__EXCERPTED TEXT__
»»
Author: Stephen D. Hans

Employment law can be complex and confusing for both the employer and the employee.  Following, are frequently asked questions concerning employment matters:

Is an employer required to give a reason for firing or laying off an employee in New York?

New York Employment Law  does not require an employer to tell an employee why he or she is being fired or laid off.

Must an employer have cause to fire his or her employee?

An employee can be fired by an employer for any reason or no reason, providing it does not violate anti-discrimination laws.

Does an employee have a right to a copy of their personnel file?

Typically, unless state or local law state otherwise, an employee has no right to his or her employee file and an employer does not have to provide it.

Are employers required to provide health insurance, sick leave, or vacation pay to his or her employees?

Although many employers offer such benefits, an employer is not automatically required to provide them.  However, the Affordable Healthcare Act does affect healthcare benefit requirements for larger companies with 50 employees or more.

Can an employer eliminate employee benefits?
««
__WORK TO BE COMPLETED__
Please resume the employment law FAQ after its final line, carrying on in the same question-and-answer style. The rows that come next have no connection to the employment law FAQ.

Collected data entries
»»
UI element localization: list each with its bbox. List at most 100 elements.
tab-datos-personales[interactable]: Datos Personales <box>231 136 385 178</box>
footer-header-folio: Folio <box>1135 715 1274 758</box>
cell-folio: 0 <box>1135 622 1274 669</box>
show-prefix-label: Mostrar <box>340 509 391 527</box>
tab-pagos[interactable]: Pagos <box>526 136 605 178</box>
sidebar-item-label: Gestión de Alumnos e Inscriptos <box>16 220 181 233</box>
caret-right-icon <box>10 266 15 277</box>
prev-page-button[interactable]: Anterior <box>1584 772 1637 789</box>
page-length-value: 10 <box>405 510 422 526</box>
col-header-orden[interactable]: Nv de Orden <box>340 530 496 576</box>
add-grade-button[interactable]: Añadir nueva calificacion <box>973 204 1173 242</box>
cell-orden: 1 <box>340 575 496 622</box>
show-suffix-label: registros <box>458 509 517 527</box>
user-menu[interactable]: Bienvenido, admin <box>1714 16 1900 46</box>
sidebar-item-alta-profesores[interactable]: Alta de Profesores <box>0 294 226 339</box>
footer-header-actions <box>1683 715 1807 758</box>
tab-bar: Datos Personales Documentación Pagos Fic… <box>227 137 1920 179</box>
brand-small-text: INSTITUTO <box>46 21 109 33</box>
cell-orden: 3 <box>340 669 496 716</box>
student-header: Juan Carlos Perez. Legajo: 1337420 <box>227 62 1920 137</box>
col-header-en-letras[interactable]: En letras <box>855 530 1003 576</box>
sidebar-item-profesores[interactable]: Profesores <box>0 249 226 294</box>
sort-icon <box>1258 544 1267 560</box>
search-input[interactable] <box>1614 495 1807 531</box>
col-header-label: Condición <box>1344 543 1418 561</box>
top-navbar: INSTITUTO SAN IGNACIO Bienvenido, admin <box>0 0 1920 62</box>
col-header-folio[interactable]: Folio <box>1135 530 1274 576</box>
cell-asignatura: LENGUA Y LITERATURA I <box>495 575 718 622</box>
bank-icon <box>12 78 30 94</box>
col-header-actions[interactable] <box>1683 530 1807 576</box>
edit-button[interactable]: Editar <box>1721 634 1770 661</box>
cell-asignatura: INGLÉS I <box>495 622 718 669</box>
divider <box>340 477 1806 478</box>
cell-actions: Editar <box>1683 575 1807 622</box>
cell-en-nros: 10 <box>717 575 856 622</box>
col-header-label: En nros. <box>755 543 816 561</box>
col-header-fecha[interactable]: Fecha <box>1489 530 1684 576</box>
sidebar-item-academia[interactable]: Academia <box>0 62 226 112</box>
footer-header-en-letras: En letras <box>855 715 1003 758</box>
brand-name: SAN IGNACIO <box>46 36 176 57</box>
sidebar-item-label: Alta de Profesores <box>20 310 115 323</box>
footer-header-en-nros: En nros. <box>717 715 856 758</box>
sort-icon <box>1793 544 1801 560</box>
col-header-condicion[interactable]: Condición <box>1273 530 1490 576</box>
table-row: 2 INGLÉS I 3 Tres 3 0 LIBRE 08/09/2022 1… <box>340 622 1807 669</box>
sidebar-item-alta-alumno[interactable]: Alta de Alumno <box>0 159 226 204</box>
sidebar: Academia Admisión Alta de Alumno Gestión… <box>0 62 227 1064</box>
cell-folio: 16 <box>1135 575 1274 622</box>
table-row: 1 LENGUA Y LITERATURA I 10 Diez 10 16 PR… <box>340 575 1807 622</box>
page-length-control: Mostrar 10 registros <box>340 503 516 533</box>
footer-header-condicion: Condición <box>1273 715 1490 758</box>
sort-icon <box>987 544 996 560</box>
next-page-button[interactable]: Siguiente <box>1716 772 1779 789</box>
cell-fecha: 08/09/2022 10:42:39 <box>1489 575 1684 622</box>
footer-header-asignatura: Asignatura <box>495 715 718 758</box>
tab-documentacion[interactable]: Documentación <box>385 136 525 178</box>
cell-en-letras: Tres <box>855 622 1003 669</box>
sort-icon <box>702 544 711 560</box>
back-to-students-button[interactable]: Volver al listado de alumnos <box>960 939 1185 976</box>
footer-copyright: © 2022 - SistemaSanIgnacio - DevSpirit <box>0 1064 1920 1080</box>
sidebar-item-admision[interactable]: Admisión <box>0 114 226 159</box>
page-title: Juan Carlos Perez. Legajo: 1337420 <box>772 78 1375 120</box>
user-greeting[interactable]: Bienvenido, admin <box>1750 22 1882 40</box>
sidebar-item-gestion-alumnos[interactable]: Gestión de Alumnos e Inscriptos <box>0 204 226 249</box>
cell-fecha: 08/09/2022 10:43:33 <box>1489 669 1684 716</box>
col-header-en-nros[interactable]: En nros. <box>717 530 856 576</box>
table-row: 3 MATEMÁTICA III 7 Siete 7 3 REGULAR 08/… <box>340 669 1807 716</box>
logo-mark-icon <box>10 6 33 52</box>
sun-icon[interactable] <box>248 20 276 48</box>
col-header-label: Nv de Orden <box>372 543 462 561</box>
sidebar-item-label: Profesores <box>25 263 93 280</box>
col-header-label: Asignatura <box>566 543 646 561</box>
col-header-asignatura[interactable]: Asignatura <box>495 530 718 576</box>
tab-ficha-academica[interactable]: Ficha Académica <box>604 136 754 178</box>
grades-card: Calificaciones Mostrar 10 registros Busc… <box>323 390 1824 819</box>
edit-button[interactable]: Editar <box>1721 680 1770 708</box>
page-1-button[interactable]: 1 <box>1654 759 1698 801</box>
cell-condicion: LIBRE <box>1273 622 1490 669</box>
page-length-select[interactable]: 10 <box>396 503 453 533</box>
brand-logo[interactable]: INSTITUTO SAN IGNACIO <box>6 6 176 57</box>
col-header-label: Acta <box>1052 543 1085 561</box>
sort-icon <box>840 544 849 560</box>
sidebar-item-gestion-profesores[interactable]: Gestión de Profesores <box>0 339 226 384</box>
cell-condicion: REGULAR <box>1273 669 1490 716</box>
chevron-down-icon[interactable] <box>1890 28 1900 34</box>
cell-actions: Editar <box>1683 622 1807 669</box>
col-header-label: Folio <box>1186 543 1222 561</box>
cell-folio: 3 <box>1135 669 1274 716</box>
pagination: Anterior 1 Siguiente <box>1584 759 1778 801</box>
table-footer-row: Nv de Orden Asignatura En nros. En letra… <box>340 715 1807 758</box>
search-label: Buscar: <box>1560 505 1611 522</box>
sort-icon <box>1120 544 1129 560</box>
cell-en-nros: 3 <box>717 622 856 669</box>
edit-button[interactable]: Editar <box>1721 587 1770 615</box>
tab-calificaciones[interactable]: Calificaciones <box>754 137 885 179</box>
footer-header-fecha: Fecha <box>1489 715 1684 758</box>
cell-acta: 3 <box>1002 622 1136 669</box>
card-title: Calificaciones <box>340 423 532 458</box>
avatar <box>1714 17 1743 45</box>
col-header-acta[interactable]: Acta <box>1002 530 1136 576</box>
««
__OUTPUT BELOW__
Benefits such as vacation pay that has already been earned cannot be taken away from an employee – however, an employer can change its benefits policy going forward at any time.

Is an employer required to give severance pay to a fired employee?

Unless an employer has an established policy or practice of giving severance pay upon termination, it is not required.

Get your questions answered by a NY employment law attorney

Running a business and managing employees can be a challenge.  And new laws and regulations seem to go into effect everyday.  To avoid penalties and stay in compliance you should talk to an experienced attorney.  To get any questions you may have about employment matters answered, contact an experienced NY employment defense attorney today.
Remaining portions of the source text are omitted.